++++ ENTRIES SUPPLIED

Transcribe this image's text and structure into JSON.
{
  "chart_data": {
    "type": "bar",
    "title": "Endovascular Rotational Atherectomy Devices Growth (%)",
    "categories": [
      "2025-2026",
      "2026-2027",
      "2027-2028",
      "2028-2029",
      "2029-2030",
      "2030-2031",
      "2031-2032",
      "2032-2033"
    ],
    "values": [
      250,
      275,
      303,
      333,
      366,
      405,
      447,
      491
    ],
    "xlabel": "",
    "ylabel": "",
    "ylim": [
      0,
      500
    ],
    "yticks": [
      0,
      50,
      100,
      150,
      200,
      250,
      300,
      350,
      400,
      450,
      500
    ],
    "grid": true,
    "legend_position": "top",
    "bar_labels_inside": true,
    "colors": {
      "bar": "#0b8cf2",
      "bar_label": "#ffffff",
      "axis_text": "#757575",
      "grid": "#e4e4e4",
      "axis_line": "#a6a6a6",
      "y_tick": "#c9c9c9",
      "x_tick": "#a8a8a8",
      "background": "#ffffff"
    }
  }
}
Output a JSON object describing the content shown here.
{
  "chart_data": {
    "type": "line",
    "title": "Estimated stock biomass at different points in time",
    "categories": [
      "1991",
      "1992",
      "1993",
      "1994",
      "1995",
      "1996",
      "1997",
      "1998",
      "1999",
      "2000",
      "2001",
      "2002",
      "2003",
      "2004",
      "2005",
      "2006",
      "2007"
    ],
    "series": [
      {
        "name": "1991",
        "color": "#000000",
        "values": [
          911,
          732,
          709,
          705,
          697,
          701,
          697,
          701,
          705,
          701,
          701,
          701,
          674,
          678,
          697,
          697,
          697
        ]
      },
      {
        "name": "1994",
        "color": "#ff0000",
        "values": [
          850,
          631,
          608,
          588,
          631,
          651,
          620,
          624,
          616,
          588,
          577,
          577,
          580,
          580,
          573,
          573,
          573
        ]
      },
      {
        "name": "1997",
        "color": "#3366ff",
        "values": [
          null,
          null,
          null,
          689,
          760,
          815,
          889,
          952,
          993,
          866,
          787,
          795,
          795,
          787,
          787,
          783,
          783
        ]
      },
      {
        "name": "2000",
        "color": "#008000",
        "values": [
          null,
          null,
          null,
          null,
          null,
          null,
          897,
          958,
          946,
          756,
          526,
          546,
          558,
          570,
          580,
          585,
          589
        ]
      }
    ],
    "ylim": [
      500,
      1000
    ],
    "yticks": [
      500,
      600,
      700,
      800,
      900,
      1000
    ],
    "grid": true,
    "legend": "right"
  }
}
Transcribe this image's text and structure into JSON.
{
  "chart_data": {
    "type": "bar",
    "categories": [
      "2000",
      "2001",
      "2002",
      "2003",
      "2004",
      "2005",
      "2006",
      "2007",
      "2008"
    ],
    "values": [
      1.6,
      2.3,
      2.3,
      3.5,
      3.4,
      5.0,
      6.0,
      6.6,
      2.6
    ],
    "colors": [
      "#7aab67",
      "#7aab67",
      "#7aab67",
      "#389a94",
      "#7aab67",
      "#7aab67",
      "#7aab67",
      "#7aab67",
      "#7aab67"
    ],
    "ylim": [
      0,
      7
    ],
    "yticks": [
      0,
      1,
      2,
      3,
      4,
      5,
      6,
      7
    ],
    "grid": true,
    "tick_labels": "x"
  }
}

++++++++

- JOB
Write down all the entries again without a single difference.

- RESPONSE TO THE EXERCISE
Transcribe this image's text and structure into JSON.
{
  "chart_data": {
    "type": "bar",
    "title": "Endovascular Rotational Atherectomy Devices Growth (%)",
    "categories": [
      "2025-2026",
      "2026-2027",
      "2027-2028",
      "2028-2029",
      "2029-2030",
      "2030-2031",
      "2031-2032",
      "2032-2033"
    ],
    "values": [
      250,
      275,
      303,
      333,
      366,
      405,
      447,
      491
    ],
    "xlabel": "",
    "ylabel": "",
    "ylim": [
      0,
      500
    ],
    "yticks": [
      0,
      50,
      100,
      150,
      200,
      250,
      300,
      350,
      400,
      450,
      500
    ],
    "grid": true,
    "legend_position": "top",
    "bar_labels_inside": true,
    "colors": {
      "bar": "#0b8cf2",
      "bar_label": "#ffffff",
      "axis_text": "#757575",
      "grid": "#e4e4e4",
      "axis_line": "#a6a6a6",
      "y_tick": "#c9c9c9",
      "x_tick": "#a8a8a8",
      "background": "#ffffff"
    }
  }
}
Output a JSON object describing the content shown here.
{
  "chart_data": {
    "type": "line",
    "title": "Estimated stock biomass at different points in time",
    "categories": [
      "1991",
      "1992",
      "1993",
      "1994",
      "1995",
      "1996",
      "1997",
      "1998",
      "1999",
      "2000",
      "2001",
      "2002",
      "2003",
      "2004",
      "2005",
      "2006",
      "2007"
    ],
    "series": [
      {
        "name": "1991",
        "color": "#000000",
        "values": [
          911,
          732,
          709,
          705,
          697,
          701,
          697,
          701,
          705,
          701,
          701,
          701,
          674,
          678,
          697,
          697,
          697
        ]
      },
      {
        "name": "1994",
        "color": "#ff0000",
        "values": [
          850,
          631,
          608,
          588,
          631,
          651,
          620,
          624,
          616,
          588,
          577,
          577,
          580,
          580,
          573,
          573,
          573
        ]
      },
      {
        "name": "1997",
        "color": "#3366ff",
        "values": [
          null,
          null,
          null,
          689,
          760,
          815,
          889,
          952,
          993,
          866,
          787,
          795,
          795,
          787,
          787,
          783,
          783
        ]
      },
      {
        "name": "2000",
        "color": "#008000",
        "values": [
          null,
          null,
          null,
          null,
          null,
          null,
          897,
          958,
          946,
          756,
          526,
          546,
          558,
          570,
          580,
          585,
          589
        ]
      }
    ],
    "ylim": [
      500,
      1000
    ],
    "yticks": [
      500,
      600,
      700,
      800,
      900,
      1000
    ],
    "grid": true,
    "legend": "right"
  }
}
Transcribe this image's text and structure into JSON.
{
  "chart_data": {
    "type": "bar",
    "categories": [
      "2000",
      "2001",
      "2002",
      "2003",
      "2004",
      "2005",
      "2006",
      "2007",
      "2008"
    ],
    "values": [
      1.6,
      2.3,
      2.3,
      3.5,
      3.4,
      5.0,
      6.0,
      6.6,
      2.6
    ],
    "colors": [
      "#7aab67",
      "#7aab67",
      "#7aab67",
      "#389a94",
      "#7aab67",
      "#7aab67",
      "#7aab67",
      "#7aab67",
      "#7aab67"
    ],
    "ylim": [
      0,
      7
    ],
    "yticks": [
      0,
      1,
      2,
      3,
      4,
      5,
      6,
      7
    ],
    "grid": true,
    "tick_labels": "x"
  }
}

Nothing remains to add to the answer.